— Begin —

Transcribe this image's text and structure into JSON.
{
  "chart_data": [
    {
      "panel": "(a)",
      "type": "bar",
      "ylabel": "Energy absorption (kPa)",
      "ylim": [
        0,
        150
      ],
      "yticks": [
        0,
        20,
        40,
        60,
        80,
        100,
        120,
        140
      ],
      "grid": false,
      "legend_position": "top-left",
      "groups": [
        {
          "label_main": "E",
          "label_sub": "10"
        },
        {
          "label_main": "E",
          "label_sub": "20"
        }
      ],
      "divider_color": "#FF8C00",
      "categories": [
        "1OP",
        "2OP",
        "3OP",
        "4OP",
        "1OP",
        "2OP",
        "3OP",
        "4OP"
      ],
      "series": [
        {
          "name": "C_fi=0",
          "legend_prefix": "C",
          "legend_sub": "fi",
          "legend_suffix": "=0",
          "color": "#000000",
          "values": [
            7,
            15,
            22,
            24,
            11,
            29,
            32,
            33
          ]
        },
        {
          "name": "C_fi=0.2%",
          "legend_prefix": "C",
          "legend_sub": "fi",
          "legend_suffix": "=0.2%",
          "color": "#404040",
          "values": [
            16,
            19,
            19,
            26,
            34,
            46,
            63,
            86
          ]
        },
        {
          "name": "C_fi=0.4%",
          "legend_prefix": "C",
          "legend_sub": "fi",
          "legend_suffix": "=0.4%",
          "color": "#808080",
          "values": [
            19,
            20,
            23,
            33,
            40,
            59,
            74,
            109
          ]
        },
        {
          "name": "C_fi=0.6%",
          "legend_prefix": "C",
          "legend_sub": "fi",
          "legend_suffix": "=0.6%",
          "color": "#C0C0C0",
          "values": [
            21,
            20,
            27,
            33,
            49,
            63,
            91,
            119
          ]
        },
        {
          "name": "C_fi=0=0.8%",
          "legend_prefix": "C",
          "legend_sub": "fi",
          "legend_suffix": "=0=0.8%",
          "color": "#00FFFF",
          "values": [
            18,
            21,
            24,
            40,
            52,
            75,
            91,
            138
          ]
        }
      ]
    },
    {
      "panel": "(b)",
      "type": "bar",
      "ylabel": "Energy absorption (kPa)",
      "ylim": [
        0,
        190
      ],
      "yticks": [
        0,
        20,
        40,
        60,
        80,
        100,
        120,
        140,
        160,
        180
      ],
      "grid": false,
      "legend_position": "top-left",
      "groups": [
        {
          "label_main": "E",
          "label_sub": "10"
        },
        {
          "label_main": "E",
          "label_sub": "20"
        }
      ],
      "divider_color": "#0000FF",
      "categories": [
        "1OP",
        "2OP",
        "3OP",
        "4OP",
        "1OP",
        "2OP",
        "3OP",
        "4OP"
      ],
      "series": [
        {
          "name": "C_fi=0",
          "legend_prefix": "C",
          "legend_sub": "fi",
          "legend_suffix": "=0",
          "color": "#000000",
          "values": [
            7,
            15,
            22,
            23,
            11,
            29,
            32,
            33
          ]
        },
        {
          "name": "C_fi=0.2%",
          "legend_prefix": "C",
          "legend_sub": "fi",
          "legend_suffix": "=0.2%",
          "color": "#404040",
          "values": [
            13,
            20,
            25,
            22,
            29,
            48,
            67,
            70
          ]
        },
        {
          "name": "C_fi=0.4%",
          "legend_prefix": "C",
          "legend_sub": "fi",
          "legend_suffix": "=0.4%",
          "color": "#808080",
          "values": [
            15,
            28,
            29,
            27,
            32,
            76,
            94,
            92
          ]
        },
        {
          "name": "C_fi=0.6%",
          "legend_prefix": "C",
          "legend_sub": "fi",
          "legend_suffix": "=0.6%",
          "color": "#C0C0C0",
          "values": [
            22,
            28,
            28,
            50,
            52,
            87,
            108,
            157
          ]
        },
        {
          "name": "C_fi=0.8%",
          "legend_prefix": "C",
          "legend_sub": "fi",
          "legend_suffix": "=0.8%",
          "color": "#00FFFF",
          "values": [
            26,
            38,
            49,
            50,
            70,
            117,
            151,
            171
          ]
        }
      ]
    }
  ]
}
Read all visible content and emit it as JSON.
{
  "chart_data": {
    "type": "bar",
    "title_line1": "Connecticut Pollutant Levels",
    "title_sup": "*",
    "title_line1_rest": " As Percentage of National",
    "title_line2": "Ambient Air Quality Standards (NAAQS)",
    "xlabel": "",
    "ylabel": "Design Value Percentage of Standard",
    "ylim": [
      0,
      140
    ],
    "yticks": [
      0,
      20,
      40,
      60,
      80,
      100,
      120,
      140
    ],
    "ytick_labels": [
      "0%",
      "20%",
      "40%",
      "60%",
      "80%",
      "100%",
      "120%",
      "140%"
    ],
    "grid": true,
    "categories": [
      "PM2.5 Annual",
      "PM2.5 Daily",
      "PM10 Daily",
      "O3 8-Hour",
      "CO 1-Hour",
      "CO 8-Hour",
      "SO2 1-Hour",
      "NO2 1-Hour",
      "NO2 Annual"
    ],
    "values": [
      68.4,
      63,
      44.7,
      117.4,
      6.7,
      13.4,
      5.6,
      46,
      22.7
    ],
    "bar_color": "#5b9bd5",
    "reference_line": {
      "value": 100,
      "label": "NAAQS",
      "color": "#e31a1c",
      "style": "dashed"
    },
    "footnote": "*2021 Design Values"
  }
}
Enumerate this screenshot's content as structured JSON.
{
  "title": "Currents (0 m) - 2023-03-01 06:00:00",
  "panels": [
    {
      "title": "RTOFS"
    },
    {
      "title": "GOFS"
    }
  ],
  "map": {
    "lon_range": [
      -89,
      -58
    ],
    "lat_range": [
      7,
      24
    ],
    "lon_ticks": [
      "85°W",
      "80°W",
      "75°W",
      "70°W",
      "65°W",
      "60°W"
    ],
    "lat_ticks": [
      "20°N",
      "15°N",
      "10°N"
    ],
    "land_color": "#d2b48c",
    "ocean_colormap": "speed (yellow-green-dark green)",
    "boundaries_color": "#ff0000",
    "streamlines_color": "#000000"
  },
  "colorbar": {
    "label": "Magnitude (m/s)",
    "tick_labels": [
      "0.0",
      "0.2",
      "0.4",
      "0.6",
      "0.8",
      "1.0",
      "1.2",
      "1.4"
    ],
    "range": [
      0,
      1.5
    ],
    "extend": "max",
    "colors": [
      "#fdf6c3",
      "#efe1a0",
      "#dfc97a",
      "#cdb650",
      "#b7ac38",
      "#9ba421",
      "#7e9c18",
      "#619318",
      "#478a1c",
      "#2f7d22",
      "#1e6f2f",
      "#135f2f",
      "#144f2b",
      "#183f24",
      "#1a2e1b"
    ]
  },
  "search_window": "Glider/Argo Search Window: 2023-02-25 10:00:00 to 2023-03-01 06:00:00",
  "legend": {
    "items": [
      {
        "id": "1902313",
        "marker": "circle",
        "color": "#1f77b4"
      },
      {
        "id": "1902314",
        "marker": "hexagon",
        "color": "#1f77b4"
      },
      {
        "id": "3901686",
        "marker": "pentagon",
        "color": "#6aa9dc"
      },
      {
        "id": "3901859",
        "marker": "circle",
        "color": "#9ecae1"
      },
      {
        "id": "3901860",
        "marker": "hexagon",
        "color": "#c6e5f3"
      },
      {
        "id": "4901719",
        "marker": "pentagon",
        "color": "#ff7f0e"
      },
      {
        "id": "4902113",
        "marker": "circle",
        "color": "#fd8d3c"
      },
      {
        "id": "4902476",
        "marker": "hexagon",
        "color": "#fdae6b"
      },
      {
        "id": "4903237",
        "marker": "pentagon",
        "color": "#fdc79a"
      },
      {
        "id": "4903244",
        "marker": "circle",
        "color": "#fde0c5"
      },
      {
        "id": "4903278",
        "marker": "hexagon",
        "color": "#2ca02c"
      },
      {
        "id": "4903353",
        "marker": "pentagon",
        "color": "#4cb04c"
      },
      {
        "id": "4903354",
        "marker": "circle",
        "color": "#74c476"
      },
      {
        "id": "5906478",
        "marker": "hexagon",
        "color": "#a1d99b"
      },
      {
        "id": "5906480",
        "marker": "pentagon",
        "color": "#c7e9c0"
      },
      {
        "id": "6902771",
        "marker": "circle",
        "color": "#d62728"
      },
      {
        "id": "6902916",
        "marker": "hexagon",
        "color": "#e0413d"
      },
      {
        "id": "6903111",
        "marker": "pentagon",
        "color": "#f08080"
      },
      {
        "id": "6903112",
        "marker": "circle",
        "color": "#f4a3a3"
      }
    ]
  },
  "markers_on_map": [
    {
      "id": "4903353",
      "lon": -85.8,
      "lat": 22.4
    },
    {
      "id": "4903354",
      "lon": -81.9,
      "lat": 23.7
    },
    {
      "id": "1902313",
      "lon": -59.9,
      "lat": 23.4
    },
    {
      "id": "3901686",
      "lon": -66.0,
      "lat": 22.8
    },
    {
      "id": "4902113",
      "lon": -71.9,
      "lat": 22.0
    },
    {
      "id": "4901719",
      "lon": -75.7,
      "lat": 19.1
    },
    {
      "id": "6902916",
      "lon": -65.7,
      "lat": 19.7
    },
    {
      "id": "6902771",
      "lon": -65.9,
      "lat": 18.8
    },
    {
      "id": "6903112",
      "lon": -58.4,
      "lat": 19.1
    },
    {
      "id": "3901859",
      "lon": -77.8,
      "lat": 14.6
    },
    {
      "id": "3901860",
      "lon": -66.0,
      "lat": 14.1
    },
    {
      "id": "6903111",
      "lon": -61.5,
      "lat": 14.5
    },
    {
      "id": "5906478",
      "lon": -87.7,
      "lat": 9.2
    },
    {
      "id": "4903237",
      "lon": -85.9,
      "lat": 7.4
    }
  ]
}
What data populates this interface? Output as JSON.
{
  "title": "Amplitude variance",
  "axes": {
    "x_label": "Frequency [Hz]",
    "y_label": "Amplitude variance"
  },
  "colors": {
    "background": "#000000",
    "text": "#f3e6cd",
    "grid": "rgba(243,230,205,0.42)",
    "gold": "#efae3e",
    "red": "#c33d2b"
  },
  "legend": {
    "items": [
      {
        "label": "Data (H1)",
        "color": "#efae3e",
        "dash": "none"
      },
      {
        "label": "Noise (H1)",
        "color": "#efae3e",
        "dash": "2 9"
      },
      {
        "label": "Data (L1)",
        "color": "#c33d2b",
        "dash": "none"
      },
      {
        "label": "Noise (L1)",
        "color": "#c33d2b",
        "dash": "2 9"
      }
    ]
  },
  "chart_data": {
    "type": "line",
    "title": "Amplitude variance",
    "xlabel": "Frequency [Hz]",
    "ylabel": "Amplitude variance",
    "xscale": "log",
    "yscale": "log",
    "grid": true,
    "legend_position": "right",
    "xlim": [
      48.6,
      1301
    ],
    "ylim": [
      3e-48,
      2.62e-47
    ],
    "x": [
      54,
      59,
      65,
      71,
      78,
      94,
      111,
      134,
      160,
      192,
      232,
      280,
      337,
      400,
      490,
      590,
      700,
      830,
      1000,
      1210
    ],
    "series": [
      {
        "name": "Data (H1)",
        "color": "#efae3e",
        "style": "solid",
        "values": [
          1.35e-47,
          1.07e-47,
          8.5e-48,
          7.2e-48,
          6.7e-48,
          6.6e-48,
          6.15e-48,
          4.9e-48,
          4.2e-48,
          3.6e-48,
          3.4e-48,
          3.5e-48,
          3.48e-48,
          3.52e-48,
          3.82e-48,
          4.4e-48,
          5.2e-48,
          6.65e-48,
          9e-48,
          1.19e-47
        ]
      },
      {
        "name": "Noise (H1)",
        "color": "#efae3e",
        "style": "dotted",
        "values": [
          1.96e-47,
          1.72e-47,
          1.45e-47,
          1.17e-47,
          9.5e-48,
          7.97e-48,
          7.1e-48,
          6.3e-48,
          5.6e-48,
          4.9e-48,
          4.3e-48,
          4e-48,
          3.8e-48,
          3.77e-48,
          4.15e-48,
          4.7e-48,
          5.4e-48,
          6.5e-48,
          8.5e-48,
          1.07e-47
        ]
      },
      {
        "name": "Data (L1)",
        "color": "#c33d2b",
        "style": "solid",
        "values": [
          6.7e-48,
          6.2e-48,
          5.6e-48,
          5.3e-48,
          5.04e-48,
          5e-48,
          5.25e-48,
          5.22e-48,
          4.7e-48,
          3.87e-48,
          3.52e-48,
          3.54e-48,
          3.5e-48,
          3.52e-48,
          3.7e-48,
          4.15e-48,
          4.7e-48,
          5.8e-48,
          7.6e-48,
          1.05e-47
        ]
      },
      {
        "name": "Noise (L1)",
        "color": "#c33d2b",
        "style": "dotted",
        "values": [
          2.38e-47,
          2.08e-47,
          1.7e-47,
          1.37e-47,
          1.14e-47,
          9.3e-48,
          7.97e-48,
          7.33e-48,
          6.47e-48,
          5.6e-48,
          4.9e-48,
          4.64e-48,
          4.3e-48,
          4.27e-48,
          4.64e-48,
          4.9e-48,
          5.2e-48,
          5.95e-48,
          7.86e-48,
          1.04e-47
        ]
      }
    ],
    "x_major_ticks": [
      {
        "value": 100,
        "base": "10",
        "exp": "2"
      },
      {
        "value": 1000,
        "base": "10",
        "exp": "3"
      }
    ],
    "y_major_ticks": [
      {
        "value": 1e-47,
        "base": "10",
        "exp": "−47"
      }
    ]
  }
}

— End —

Instructions to follow: Go through the material above and count the lines that include "Frequency". Give the number alone.

The solution: 2